# Task goal
Copy out every line containing the word "annotation".

# Information given
________________________________________

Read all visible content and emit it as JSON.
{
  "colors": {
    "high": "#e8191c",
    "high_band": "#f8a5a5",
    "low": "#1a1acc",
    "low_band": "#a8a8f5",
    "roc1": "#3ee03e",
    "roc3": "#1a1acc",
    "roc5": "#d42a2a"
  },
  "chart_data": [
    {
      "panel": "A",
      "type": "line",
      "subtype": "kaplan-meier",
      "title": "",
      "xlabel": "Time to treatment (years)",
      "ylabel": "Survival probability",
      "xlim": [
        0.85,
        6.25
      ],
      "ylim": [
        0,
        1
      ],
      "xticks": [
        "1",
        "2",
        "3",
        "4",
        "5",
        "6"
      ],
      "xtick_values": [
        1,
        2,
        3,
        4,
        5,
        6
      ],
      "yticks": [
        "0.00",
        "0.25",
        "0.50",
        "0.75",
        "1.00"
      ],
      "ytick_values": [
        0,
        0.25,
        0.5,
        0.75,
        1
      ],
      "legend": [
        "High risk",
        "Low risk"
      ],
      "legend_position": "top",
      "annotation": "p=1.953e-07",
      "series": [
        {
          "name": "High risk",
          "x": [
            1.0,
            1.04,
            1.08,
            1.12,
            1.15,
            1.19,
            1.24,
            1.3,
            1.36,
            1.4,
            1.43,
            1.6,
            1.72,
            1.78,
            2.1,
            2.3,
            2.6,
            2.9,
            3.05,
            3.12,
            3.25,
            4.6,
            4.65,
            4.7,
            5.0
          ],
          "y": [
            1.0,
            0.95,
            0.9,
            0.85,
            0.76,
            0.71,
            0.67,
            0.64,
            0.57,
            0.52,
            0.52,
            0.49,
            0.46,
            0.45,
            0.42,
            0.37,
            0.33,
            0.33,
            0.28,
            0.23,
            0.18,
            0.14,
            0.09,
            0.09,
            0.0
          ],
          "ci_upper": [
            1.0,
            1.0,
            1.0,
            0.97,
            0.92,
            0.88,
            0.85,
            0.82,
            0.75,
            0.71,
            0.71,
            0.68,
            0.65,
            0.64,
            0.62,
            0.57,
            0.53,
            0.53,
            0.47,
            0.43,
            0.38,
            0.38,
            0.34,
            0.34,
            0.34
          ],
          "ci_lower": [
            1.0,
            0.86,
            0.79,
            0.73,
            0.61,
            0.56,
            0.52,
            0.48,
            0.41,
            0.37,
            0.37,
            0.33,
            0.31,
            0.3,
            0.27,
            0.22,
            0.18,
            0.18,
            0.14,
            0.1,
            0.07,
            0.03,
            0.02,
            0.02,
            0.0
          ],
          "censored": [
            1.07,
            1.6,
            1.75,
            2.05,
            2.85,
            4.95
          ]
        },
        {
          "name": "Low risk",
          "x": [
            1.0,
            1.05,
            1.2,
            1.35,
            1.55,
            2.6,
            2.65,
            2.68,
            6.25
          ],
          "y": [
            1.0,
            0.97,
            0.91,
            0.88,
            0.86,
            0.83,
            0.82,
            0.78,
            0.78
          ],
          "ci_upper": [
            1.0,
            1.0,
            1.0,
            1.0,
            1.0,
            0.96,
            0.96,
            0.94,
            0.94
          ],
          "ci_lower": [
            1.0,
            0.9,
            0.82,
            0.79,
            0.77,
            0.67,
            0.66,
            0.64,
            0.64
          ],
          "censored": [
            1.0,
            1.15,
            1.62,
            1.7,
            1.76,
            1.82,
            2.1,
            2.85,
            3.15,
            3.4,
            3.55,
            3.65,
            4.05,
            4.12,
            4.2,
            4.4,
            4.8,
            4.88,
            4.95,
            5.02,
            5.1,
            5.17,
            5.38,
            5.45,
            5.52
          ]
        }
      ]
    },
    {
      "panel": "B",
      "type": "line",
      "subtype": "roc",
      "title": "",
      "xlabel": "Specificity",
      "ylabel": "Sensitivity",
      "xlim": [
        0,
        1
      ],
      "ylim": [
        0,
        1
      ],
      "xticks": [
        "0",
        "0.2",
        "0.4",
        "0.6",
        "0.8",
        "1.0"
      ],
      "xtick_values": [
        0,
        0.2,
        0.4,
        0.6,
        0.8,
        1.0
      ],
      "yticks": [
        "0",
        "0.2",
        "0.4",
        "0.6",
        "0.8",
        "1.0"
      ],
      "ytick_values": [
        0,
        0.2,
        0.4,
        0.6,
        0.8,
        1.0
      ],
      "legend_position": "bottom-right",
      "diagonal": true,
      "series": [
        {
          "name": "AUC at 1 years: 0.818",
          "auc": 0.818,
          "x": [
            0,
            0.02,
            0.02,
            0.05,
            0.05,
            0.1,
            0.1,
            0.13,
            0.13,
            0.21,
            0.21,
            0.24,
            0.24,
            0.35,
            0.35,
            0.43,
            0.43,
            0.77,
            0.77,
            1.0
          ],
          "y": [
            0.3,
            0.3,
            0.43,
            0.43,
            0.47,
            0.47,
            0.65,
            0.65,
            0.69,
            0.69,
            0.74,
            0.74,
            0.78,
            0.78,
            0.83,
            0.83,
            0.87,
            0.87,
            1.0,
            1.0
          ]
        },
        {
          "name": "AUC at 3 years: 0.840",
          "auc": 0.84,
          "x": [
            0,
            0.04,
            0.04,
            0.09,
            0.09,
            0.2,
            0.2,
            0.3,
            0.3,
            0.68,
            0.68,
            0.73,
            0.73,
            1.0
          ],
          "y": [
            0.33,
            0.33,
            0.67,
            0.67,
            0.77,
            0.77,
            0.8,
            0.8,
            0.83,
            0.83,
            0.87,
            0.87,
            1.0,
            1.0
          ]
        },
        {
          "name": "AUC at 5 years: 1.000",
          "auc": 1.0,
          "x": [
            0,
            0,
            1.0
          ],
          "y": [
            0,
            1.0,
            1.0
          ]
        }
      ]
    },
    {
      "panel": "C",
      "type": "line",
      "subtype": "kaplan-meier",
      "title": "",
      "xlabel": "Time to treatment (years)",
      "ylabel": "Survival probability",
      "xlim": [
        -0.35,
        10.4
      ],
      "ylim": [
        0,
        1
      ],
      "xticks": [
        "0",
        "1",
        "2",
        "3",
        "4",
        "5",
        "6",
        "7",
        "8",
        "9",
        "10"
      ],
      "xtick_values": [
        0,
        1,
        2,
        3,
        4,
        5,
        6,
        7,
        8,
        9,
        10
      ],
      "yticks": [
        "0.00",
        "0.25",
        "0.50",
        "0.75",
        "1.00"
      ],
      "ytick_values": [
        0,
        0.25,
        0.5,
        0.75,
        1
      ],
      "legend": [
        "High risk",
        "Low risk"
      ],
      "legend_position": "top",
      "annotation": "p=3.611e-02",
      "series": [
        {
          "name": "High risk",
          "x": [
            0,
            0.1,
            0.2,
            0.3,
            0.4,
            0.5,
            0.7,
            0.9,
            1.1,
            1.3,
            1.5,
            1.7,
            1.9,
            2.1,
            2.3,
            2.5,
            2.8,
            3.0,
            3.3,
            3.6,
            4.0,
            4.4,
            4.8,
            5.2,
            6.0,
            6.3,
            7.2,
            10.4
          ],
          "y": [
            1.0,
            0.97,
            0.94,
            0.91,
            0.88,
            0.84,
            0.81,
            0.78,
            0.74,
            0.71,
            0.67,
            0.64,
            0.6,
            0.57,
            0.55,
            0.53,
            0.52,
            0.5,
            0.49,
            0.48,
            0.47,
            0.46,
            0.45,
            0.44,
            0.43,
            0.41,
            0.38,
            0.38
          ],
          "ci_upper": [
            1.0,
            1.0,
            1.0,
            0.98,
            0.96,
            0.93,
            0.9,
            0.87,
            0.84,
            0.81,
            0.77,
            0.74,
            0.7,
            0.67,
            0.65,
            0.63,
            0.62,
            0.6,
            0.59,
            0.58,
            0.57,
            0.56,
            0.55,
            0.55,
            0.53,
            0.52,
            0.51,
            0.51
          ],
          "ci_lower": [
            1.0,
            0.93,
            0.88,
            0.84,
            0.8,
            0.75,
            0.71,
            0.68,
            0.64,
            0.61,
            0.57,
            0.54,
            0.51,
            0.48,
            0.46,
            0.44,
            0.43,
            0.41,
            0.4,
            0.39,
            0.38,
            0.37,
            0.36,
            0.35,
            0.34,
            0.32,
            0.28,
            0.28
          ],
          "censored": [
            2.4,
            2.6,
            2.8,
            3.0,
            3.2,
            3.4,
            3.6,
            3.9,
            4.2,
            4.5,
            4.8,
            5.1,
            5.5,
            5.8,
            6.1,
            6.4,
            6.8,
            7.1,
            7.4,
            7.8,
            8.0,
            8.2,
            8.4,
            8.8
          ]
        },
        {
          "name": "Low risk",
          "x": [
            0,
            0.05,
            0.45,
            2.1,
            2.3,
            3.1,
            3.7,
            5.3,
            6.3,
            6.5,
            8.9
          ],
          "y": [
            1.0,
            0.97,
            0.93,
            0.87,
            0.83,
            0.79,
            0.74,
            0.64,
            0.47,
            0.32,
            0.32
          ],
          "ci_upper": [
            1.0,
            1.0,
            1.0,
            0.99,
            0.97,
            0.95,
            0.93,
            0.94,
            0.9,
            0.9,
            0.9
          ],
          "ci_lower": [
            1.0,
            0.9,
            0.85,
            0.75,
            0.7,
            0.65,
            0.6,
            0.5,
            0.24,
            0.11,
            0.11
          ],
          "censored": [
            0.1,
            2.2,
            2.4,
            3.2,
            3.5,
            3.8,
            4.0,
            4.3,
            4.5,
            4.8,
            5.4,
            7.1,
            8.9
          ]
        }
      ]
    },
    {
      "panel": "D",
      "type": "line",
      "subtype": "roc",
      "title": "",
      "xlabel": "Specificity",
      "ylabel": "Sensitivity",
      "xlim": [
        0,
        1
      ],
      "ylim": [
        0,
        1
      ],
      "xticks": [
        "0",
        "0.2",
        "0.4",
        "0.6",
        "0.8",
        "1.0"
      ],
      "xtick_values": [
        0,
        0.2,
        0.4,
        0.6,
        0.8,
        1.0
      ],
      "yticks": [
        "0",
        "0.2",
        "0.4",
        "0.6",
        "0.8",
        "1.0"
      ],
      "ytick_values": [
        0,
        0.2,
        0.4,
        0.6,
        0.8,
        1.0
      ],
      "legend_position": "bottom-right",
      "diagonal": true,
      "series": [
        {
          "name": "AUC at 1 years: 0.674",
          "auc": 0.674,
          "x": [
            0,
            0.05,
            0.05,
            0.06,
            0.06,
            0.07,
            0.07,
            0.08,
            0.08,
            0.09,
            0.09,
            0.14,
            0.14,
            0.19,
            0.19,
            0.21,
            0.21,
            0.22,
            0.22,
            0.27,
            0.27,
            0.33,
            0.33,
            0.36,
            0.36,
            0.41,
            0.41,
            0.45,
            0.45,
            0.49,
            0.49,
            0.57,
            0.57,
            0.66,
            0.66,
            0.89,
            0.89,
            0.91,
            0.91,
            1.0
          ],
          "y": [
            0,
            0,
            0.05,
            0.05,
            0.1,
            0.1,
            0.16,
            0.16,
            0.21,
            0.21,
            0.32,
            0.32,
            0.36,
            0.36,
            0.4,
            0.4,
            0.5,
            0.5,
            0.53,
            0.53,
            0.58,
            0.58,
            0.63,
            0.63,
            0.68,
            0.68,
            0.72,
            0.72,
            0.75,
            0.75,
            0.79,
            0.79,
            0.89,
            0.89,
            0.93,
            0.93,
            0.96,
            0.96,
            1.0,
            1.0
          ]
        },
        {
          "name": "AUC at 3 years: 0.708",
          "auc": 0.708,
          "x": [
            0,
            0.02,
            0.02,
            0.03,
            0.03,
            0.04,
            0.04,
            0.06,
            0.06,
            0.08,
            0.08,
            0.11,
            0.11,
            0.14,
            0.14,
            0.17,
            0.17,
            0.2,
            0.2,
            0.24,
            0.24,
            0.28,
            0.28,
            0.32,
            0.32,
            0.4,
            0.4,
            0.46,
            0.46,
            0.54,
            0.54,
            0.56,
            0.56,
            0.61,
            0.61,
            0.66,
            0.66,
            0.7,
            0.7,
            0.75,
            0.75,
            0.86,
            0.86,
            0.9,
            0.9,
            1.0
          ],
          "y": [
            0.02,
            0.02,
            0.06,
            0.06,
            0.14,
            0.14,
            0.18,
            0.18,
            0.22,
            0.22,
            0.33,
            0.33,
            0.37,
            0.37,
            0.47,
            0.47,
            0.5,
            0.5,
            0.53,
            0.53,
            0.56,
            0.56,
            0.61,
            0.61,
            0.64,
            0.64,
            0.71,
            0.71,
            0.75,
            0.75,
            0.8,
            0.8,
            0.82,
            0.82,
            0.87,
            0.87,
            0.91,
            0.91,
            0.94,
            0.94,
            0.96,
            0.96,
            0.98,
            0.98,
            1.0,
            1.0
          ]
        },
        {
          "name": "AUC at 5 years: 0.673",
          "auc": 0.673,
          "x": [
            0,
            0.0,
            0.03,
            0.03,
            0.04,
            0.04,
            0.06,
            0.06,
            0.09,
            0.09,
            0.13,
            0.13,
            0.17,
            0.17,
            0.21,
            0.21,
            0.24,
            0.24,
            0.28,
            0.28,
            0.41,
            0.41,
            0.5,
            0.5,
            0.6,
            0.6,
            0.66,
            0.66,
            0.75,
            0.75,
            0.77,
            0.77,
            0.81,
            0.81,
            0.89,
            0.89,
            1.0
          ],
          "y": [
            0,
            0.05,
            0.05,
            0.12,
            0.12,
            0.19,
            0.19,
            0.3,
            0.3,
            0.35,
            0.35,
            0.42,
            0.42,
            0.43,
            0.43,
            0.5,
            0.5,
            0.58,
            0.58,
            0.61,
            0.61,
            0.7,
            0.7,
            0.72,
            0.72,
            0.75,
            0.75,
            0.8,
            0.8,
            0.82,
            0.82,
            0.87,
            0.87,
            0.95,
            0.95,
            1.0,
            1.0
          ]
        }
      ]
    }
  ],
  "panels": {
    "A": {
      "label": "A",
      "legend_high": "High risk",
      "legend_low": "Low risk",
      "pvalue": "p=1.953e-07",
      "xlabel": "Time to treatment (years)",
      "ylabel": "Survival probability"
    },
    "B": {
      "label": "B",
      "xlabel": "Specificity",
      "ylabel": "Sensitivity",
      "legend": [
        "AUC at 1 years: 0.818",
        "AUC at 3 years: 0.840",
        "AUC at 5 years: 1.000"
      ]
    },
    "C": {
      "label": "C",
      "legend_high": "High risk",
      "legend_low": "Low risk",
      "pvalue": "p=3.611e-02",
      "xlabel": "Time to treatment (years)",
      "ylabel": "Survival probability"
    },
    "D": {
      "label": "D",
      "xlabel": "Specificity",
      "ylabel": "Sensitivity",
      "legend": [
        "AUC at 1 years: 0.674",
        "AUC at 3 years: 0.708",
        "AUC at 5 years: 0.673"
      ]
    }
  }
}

________________________________________

# Response to the task
      "annotation": "p=1.953e-07",
      "annotation": "p=3.611e-02",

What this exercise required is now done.